- [TO BE DONE] Each entry needs to be restated exactly as written.

---*---

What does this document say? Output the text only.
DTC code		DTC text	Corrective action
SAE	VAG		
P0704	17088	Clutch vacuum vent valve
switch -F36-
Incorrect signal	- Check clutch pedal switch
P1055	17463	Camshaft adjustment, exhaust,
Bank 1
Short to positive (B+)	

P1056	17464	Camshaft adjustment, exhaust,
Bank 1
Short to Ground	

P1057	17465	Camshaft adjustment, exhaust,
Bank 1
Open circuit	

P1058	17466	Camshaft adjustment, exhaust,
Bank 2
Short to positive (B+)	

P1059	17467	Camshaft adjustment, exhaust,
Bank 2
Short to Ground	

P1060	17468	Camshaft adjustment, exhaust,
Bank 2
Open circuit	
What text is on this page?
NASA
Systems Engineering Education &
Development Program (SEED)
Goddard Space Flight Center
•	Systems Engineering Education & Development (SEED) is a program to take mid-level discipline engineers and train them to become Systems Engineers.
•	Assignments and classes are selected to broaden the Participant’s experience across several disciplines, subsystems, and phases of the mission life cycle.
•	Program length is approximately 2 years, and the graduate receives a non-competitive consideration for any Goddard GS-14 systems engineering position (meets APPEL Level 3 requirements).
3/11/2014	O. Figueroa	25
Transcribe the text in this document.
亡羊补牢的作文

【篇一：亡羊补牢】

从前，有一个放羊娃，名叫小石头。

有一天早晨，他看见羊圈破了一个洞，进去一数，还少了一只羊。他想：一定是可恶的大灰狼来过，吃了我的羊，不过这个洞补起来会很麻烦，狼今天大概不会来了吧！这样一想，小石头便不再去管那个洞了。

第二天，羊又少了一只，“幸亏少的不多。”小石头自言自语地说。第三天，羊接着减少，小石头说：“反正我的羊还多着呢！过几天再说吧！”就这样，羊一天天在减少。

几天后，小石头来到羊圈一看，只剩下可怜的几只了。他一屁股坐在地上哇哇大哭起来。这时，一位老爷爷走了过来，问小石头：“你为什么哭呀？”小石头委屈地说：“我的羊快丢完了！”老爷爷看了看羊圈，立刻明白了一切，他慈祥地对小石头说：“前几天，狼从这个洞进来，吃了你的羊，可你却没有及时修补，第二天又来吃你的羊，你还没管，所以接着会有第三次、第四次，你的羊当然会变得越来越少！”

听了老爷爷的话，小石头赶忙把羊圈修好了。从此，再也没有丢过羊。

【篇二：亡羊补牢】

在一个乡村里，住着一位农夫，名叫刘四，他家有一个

---*---

- [SOLVED EXERCISE]
What does this document say? Output the text only.
DTC code		DTC text	Corrective action
SAE	VAG		
P0704	17088	Clutch vacuum vent valve
switch -F36-
Incorrect signal	- Check clutch pedal switch
P1055	17463	Camshaft adjustment, exhaust,
Bank 1
Short to positive (B+)	

P1056	17464	Camshaft adjustment, exhaust,
Bank 1
Short to Ground	

P1057	17465	Camshaft adjustment, exhaust,
Bank 1
Open circuit	

P1058	17466	Camshaft adjustment, exhaust,
Bank 2
Short to positive (B+)	

P1059	17467	Camshaft adjustment, exhaust,
Bank 2
Short to Ground	

P1060	17468	Camshaft adjustment, exhaust,
Bank 2
Open circuit	
What text is on this page?
NASA
Systems Engineering Education &
Development Program (SEED)
Goddard Space Flight Center
•	Systems Engineering Education & Development (SEED) is a program to take mid-level discipline engineers and train them to become Systems Engineers.
•	Assignments and classes are selected to broaden the Participant’s experience across several disciplines, subsystems, and phases of the mission life cycle.
•	Program length is approximately 2 years, and the graduate receives a non-competitive consideration for any Goddard GS-14 systems engineering position (meets APPEL Level 3 requirements).
3/11/2014	O. Figueroa	25
Transcribe the text in this document.
亡羊补牢的作文

【篇一：亡羊补牢】

从前，有一个放羊娃，名叫小石头。

有一天早晨，他看见羊圈破了一个洞，进去一数，还少了一只羊。他想：一定是可恶的大灰狼来过，吃了我的羊，不过这个洞补起来会很麻烦，狼今天大概不会来了吧！这样一想，小石头便不再去管那个洞了。

第二天，羊又少了一只，“幸亏少的不多。”小石头自言自语地说。第三天，羊接着减少，小石头说：“反正我的羊还多着呢！过几天再说吧！”就这样，羊一天天在减少。

几天后，小石头来到羊圈一看，只剩下可怜的几只了。他一屁股坐在地上哇哇大哭起来。这时，一位老爷爷走了过来，问小石头：“你为什么哭呀？”小石头委屈地说：“我的羊快丢完了！”老爷爷看了看羊圈，立刻明白了一切，他慈祥地对小石头说：“前几天，狼从这个洞进来，吃了你的羊，可你却没有及时修补，第二天又来吃你的羊，你还没管，所以接着会有第三次、第四次，你的羊当然会变得越来越少！”

听了老爷爷的话，小石头赶忙把羊圈修好了。从此，再也没有丢过羊。

【篇二：亡羊补牢】

在一个乡村里，住着一位农夫，名叫刘四，他家有一个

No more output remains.